• **Problem description**:
Copy every line in which the string "title" occurs.

===== Exercise input

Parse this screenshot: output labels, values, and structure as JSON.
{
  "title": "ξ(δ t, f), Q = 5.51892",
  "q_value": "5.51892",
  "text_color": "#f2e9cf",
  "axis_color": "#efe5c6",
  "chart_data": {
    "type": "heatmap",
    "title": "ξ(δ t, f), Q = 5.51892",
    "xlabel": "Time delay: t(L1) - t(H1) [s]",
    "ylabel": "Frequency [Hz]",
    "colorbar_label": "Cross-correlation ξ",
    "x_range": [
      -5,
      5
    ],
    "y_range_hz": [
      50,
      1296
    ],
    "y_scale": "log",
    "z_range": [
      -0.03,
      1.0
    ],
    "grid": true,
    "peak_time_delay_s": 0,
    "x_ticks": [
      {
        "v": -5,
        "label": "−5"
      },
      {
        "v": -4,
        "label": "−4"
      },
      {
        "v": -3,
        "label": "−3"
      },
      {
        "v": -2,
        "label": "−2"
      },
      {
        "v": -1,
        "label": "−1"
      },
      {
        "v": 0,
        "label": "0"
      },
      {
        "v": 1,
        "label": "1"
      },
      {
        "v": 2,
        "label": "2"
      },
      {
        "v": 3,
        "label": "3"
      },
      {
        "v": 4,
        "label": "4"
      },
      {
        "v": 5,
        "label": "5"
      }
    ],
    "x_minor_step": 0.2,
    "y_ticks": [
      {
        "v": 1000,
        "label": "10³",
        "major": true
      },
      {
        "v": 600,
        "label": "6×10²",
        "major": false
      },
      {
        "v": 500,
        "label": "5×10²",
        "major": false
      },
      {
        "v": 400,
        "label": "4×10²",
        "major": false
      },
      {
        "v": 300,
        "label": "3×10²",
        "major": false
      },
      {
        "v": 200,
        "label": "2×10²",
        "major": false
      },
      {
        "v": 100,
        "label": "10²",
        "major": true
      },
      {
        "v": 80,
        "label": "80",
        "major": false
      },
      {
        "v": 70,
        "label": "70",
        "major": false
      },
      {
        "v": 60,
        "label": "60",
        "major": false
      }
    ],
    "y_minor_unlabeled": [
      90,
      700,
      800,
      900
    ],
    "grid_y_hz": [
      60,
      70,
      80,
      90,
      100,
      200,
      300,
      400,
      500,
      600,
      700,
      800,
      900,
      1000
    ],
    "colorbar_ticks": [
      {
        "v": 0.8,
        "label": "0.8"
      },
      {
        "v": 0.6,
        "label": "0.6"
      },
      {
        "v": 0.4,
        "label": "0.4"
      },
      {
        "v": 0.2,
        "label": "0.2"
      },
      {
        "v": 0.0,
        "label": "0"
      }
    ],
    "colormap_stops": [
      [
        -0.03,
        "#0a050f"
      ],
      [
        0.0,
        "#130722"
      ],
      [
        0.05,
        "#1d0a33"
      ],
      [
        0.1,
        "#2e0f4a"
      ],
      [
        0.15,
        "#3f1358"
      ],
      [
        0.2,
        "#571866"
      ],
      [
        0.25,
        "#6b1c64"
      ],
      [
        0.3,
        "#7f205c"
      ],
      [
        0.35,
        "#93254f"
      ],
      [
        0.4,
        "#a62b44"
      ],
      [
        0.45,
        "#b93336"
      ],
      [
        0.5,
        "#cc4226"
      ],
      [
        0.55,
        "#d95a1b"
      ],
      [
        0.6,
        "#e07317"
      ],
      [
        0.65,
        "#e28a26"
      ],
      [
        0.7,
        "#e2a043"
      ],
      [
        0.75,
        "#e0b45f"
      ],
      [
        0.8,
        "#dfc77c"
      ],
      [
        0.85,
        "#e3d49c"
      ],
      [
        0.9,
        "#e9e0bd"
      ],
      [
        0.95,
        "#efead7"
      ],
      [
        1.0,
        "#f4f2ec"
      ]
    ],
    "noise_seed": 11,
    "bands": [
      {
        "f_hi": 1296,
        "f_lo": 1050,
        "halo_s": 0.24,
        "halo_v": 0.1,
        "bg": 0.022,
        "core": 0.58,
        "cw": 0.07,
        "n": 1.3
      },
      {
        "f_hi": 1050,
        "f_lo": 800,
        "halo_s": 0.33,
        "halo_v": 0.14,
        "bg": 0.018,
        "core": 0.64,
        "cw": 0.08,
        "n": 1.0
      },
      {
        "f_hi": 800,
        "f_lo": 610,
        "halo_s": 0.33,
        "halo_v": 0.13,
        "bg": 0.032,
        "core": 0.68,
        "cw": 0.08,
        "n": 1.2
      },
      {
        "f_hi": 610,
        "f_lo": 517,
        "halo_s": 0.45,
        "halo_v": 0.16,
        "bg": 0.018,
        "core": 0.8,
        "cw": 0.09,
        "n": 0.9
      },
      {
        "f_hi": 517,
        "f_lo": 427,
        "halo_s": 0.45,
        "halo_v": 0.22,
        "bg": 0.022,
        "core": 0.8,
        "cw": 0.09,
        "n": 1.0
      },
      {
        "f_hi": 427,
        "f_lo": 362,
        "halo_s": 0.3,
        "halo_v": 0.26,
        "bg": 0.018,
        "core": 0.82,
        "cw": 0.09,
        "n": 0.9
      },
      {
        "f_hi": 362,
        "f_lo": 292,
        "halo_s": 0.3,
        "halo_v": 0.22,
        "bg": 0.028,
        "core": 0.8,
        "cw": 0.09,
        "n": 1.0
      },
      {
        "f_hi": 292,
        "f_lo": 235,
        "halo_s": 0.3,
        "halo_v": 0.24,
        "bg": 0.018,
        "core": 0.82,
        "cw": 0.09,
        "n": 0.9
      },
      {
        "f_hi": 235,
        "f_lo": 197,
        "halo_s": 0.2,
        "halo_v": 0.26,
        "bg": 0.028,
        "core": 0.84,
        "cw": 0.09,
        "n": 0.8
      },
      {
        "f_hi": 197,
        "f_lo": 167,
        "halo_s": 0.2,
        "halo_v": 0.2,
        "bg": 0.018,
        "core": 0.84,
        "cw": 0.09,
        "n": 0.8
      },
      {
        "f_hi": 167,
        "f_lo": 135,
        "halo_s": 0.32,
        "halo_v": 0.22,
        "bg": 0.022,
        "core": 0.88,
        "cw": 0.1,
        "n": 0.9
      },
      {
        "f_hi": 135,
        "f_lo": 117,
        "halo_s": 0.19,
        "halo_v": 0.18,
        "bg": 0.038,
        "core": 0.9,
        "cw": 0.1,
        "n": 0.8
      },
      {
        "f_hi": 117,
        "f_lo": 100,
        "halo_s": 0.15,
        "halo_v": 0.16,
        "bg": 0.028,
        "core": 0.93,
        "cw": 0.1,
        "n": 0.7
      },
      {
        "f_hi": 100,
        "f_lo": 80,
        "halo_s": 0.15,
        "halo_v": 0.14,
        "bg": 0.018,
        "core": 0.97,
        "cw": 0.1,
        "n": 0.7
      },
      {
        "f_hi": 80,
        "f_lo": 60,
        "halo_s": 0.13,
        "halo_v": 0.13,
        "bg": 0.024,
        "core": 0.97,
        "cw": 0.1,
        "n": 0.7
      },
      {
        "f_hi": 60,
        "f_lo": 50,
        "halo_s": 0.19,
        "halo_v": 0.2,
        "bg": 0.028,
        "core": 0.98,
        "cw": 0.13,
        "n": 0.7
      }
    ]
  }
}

==========

• **Solution to this problem**:
  "title": "ξ(δ t, f), Q = 5.51892",
    "title": "ξ(δ t, f), Q = 5.51892",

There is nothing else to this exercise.